__WHAT YOU WILL DO__. Omit the images. Copy each entry word for word.

>>>

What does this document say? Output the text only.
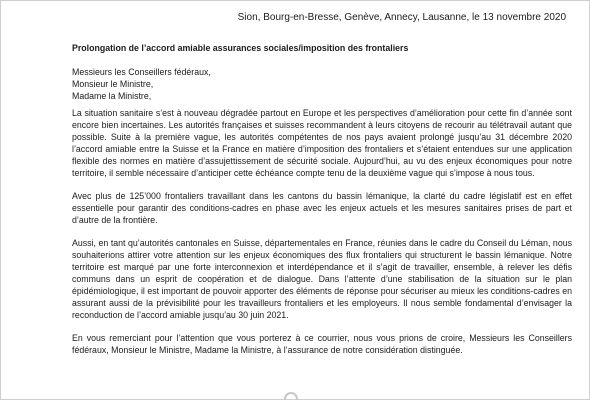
Sion, Bourg-en-Bresse, Genève, Annecy, Lausanne, le 13 novembre 2020
Prolongation de l’accord amiable assurances sociales/imposition des frontaliers
Messieurs les Conseillers fédéraux,
Monsieur le Ministre,
Madame la Ministre,

La situation sanitaire s’est à nouveau dégradée partout en Europe et les perspectives d’amélioration pour cette fin d’année sont encore bien incertaines. Les autorités françaises et suisses recommandent à leurs citoyens de recourir au télétravail autant que possible. Suite à la première vague, les autorités compétentes de nos pays avaient prolongé jusqu’au 31 décembre 2020 l’accord amiable entre la Suisse et la France en matière d’imposition des frontaliers et s’étaient entendues sur une application flexible des normes en matière d’assujettissement de sécurité sociale. Aujourd’hui, au vu des enjeux économiques pour notre territoire, il semble nécessaire d’anticiper cette échéance compte tenu de la deuxième vague qui s’impose à nous tous.

Avec plus de 125’000 frontaliers travaillant dans les cantons du bassin lémanique, la clarté du cadre législatif est en effet essentielle pour garantir des conditions-cadres en phase avec les enjeux actuels et les mesures sanitaires prises de part et d’autre de la frontière.

Aussi, en tant qu’autorités cantonales en Suisse, départementales en France, réunies dans le cadre du Conseil du Léman, nous souhaiterions attirer votre attention sur les enjeux économiques des flux frontaliers qui structurent le bassin lémanique. Notre territoire est marqué par une forte interconnexion et interdépendance et il s’agit de travailler, ensemble, à relever les défis communs dans un esprit de coopération et de dialogue. Dans l’attente d’une stabilisation de la situation sur le plan épidémiologique, il est important de pouvoir apporter des éléments de réponse pour sécuriser au mieux les conditions-cadres en assurant aussi de la prévisibilité pour les travailleurs frontaliers et les employeurs. Il nous semble fondamental d’envisager la reconduction de l’accord amiable jusqu’au 30 juin 2021.

En vous remerciant pour l’attention que vous porterez à ce courrier, nous vous prions de croire, Messieurs les Conseillers fédéraux, Monsieur le Ministre, Madame la Ministre, à l’assurance de notre considération distinguée.
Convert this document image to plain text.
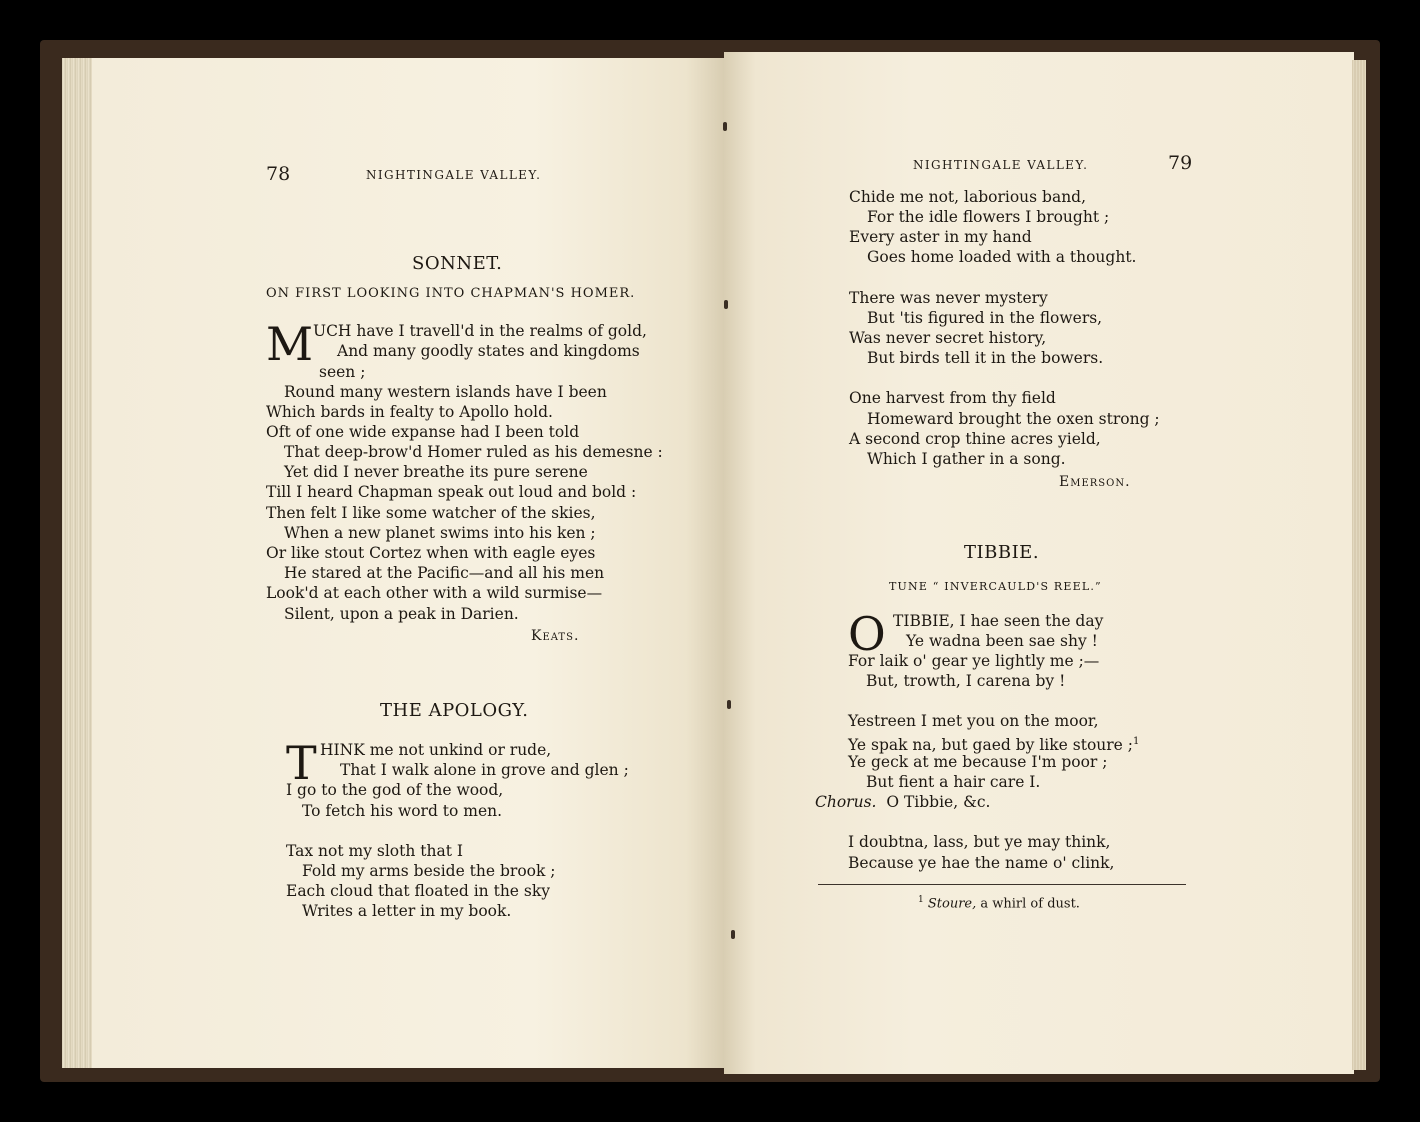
78	NIGHTINGALE VALLEY.
SONNET.
ON FIRST LOOKING INTO CHAPMAN'S HOMER.
M UCH have I travell'd in the realms of gold,
And many goodly states and kingdoms
seen ;
Round many western islands have I been
Which bards in fealty to Apollo hold.
Oft of one wide expanse had I been told
That deep-brow'd Homer ruled as his demesne :
Yet did I never breathe its pure serene
Till I heard Chapman speak out loud and bold :
Then felt I like some watcher of the skies,
When a new planet swims into his ken ;
Or like stout Cortez when with eagle eyes
He stared at the Pacific—and all his men
Look'd at each other with a wild surmise—
Silent, upon a peak in Darien.
Keats.
THE APOLOGY.
T HINK me not unkind or rude,
That I walk alone in grove and glen ;
I go to the god of the wood,
To fetch his word to men.
Tax not my sloth that I
Fold my arms beside the brook ;
Each cloud that floated in the sky
Writes a letter in my book.
NIGHTINGALE VALLEY.	79
Chide me not, laborious band,
For the idle flowers I brought ;
Every aster in my hand
Goes home loaded with a thought.
There was never mystery
But 'tis figured in the flowers,
Was never secret history,
But birds tell it in the bowers.
One harvest from thy field
Homeward brought the oxen strong ;
A second crop thine acres yield,
Which I gather in a song.
Emerson.
TIBBIE.
TUNE “ INVERCAULD'S REEL.”
O TIBBIE, I hae seen the day
Ye wadna been sae shy !
For laik o' gear ye lightly me ;—
But, trowth, I carena by !
Yestreen I met you on the moor,
Ye spak na, but gaed by like stoure ;$^1$
Ye geck at me because I'm poor ;
But fient a hair care I.
Chorus. O Tibbie, &c.
I doubtna, lass, but ye may think,
Because ye hae the name o' clink,
$^1$ Stoure, a whirl of dust.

<<<

__RESPONSE TO THE EXERCISE__.
What does this document say? Output the text only.
Sion, Bourg-en-Bresse, Genève, Annecy, Lausanne, le 13 novembre 2020
Prolongation de l’accord amiable assurances sociales/imposition des frontaliers
Messieurs les Conseillers fédéraux,
Monsieur le Ministre,
Madame la Ministre,

La situation sanitaire s’est à nouveau dégradée partout en Europe et les perspectives d’amélioration pour cette fin d’année sont encore bien incertaines. Les autorités françaises et suisses recommandent à leurs citoyens de recourir au télétravail autant que possible. Suite à la première vague, les autorités compétentes de nos pays avaient prolongé jusqu’au 31 décembre 2020 l’accord amiable entre la Suisse et la France en matière d’imposition des frontaliers et s’étaient entendues sur une application flexible des normes en matière d’assujettissement de sécurité sociale. Aujourd’hui, au vu des enjeux économiques pour notre territoire, il semble nécessaire d’anticiper cette échéance compte tenu de la deuxième vague qui s’impose à nous tous.

Avec plus de 125’000 frontaliers travaillant dans les cantons du bassin lémanique, la clarté du cadre législatif est en effet essentielle pour garantir des conditions-cadres en phase avec les enjeux actuels et les mesures sanitaires prises de part et d’autre de la frontière.

Aussi, en tant qu’autorités cantonales en Suisse, départementales en France, réunies dans le cadre du Conseil du Léman, nous souhaiterions attirer votre attention sur les enjeux économiques des flux frontaliers qui structurent le bassin lémanique. Notre territoire est marqué par une forte interconnexion et interdépendance et il s’agit de travailler, ensemble, à relever les défis communs dans un esprit de coopération et de dialogue. Dans l’attente d’une stabilisation de la situation sur le plan épidémiologique, il est important de pouvoir apporter des éléments de réponse pour sécuriser au mieux les conditions-cadres en assurant aussi de la prévisibilité pour les travailleurs frontaliers et les employeurs. Il nous semble fondamental d’envisager la reconduction de l’accord amiable jusqu’au 30 juin 2021.

En vous remerciant pour l’attention que vous porterez à ce courrier, nous vous prions de croire, Messieurs les Conseillers fédéraux, Monsieur le Ministre, Madame la Ministre, à l’assurance de notre considération distinguée.
Convert this document image to plain text.
78	NIGHTINGALE VALLEY.
SONNET.
ON FIRST LOOKING INTO CHAPMAN'S HOMER.
M UCH have I travell'd in the realms of gold,
And many goodly states and kingdoms
seen ;
Round many western islands have I been
Which bards in fealty to Apollo hold.
Oft of one wide expanse had I been told
That deep-brow'd Homer ruled as his demesne :
Yet did I never breathe its pure serene
Till I heard Chapman speak out loud and bold :
Then felt I like some watcher of the skies,
When a new planet swims into his ken ;
Or like stout Cortez when with eagle eyes
He stared at the Pacific—and all his men
Look'd at each other with a wild surmise—
Silent, upon a peak in Darien.
Keats.
THE APOLOGY.
T HINK me not unkind or rude,
That I walk alone in grove and glen ;
I go to the god of the wood,
To fetch his word to men.
Tax not my sloth that I
Fold my arms beside the brook ;
Each cloud that floated in the sky
Writes a letter in my book.
NIGHTINGALE VALLEY.	79
Chide me not, laborious band,
For the idle flowers I brought ;
Every aster in my hand
Goes home loaded with a thought.
There was never mystery
But 'tis figured in the flowers,
Was never secret history,
But birds tell it in the bowers.
One harvest from thy field
Homeward brought the oxen strong ;
A second crop thine acres yield,
Which I gather in a song.
Emerson.
TIBBIE.
TUNE “ INVERCAULD'S REEL.”
O TIBBIE, I hae seen the day
Ye wadna been sae shy !
For laik o' gear ye lightly me ;—
But, trowth, I carena by !
Yestreen I met you on the moor,
Ye spak na, but gaed by like stoure ;$^1$
Ye geck at me because I'm poor ;
But fient a hair care I.
Chorus. O Tibbie, &c.
I doubtna, lass, but ye may think,
Because ye hae the name o' clink,
$^1$ Stoure, a whirl of dust.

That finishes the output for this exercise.